━━ Provided material
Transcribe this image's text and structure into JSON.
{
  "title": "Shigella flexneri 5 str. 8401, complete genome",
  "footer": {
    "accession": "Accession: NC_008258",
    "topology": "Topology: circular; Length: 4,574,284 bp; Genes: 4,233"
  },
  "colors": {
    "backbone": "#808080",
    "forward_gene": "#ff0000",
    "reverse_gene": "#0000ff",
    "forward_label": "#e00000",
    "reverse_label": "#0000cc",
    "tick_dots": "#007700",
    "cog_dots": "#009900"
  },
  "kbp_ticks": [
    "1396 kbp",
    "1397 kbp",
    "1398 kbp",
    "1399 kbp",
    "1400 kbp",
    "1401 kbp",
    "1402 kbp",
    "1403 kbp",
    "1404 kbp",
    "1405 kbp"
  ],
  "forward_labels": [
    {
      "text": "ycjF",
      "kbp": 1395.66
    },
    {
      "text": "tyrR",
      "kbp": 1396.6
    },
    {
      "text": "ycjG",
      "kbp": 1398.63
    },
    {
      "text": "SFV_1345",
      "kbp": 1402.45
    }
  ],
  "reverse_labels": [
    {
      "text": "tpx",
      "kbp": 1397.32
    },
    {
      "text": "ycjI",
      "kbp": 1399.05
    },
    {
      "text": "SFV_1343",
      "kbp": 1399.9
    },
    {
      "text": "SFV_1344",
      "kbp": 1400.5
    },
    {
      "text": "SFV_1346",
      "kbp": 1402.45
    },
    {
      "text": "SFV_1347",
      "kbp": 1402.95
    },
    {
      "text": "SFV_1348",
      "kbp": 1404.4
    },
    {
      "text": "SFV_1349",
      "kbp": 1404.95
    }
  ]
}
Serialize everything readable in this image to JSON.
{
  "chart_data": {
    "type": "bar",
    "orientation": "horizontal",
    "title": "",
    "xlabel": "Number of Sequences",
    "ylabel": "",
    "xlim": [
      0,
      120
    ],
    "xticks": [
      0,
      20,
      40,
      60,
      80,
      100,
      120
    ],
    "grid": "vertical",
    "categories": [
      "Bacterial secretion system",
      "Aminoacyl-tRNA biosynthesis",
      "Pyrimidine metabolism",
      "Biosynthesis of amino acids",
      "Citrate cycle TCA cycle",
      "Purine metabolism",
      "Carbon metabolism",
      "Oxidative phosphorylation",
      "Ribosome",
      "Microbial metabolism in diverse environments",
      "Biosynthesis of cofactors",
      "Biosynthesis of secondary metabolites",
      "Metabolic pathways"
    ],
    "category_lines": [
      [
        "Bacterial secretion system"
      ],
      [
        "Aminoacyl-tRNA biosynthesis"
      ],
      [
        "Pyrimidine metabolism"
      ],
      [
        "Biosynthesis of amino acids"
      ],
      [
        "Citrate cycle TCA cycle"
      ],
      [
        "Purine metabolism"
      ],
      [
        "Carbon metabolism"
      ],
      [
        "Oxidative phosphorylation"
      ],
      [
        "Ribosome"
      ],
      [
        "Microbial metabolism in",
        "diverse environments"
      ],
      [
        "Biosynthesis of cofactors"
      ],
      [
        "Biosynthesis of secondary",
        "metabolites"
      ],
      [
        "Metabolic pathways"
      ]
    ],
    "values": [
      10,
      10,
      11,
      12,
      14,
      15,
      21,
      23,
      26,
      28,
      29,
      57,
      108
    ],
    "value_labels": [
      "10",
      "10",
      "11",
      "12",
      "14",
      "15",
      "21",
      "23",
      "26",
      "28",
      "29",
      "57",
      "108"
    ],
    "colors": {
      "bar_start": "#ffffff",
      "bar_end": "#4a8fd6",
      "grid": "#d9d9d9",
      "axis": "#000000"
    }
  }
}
━━━━
▸ **What you should do**
Repeat the listing above line by line, exactly as written.

▸ **The answer**
Transcribe this image's text and structure into JSON.
{
  "title": "Shigella flexneri 5 str. 8401, complete genome",
  "footer": {
    "accession": "Accession: NC_008258",
    "topology": "Topology: circular; Length: 4,574,284 bp; Genes: 4,233"
  },
  "colors": {
    "backbone": "#808080",
    "forward_gene": "#ff0000",
    "reverse_gene": "#0000ff",
    "forward_label": "#e00000",
    "reverse_label": "#0000cc",
    "tick_dots": "#007700",
    "cog_dots": "#009900"
  },
  "kbp_ticks": [
    "1396 kbp",
    "1397 kbp",
    "1398 kbp",
    "1399 kbp",
    "1400 kbp",
    "1401 kbp",
    "1402 kbp",
    "1403 kbp",
    "1404 kbp",
    "1405 kbp"
  ],
  "forward_labels": [
    {
      "text": "ycjF",
      "kbp": 1395.66
    },
    {
      "text": "tyrR",
      "kbp": 1396.6
    },
    {
      "text": "ycjG",
      "kbp": 1398.63
    },
    {
      "text": "SFV_1345",
      "kbp": 1402.45
    }
  ],
  "reverse_labels": [
    {
      "text": "tpx",
      "kbp": 1397.32
    },
    {
      "text": "ycjI",
      "kbp": 1399.05
    },
    {
      "text": "SFV_1343",
      "kbp": 1399.9
    },
    {
      "text": "SFV_1344",
      "kbp": 1400.5
    },
    {
      "text": "SFV_1346",
      "kbp": 1402.45
    },
    {
      "text": "SFV_1347",
      "kbp": 1402.95
    },
    {
      "text": "SFV_1348",
      "kbp": 1404.4
    },
    {
      "text": "SFV_1349",
      "kbp": 1404.95
    }
  ]
}
Serialize everything readable in this image to JSON.
{
  "chart_data": {
    "type": "bar",
    "orientation": "horizontal",
    "title": "",
    "xlabel": "Number of Sequences",
    "ylabel": "",
    "xlim": [
      0,
      120
    ],
    "xticks": [
      0,
      20,
      40,
      60,
      80,
      100,
      120
    ],
    "grid": "vertical",
    "categories": [
      "Bacterial secretion system",
      "Aminoacyl-tRNA biosynthesis",
      "Pyrimidine metabolism",
      "Biosynthesis of amino acids",
      "Citrate cycle TCA cycle",
      "Purine metabolism",
      "Carbon metabolism",
      "Oxidative phosphorylation",
      "Ribosome",
      "Microbial metabolism in diverse environments",
      "Biosynthesis of cofactors",
      "Biosynthesis of secondary metabolites",
      "Metabolic pathways"
    ],
    "category_lines": [
      [
        "Bacterial secretion system"
      ],
      [
        "Aminoacyl-tRNA biosynthesis"
      ],
      [
        "Pyrimidine metabolism"
      ],
      [
        "Biosynthesis of amino acids"
      ],
      [
        "Citrate cycle TCA cycle"
      ],
      [
        "Purine metabolism"
      ],
      [
        "Carbon metabolism"
      ],
      [
        "Oxidative phosphorylation"
      ],
      [
        "Ribosome"
      ],
      [
        "Microbial metabolism in",
        "diverse environments"
      ],
      [
        "Biosynthesis of cofactors"
      ],
      [
        "Biosynthesis of secondary",
        "metabolites"
      ],
      [
        "Metabolic pathways"
      ]
    ],
    "values": [
      10,
      10,
      11,
      12,
      14,
      15,
      21,
      23,
      26,
      28,
      29,
      57,
      108
    ],
    "value_labels": [
      "10",
      "10",
      "11",
      "12",
      "14",
      "15",
      "21",
      "23",
      "26",
      "28",
      "29",
      "57",
      "108"
    ],
    "colors": {
      "bar_start": "#ffffff",
      "bar_end": "#4a8fd6",
      "grid": "#d9d9d9",
      "axis": "#000000"
    }
  }
}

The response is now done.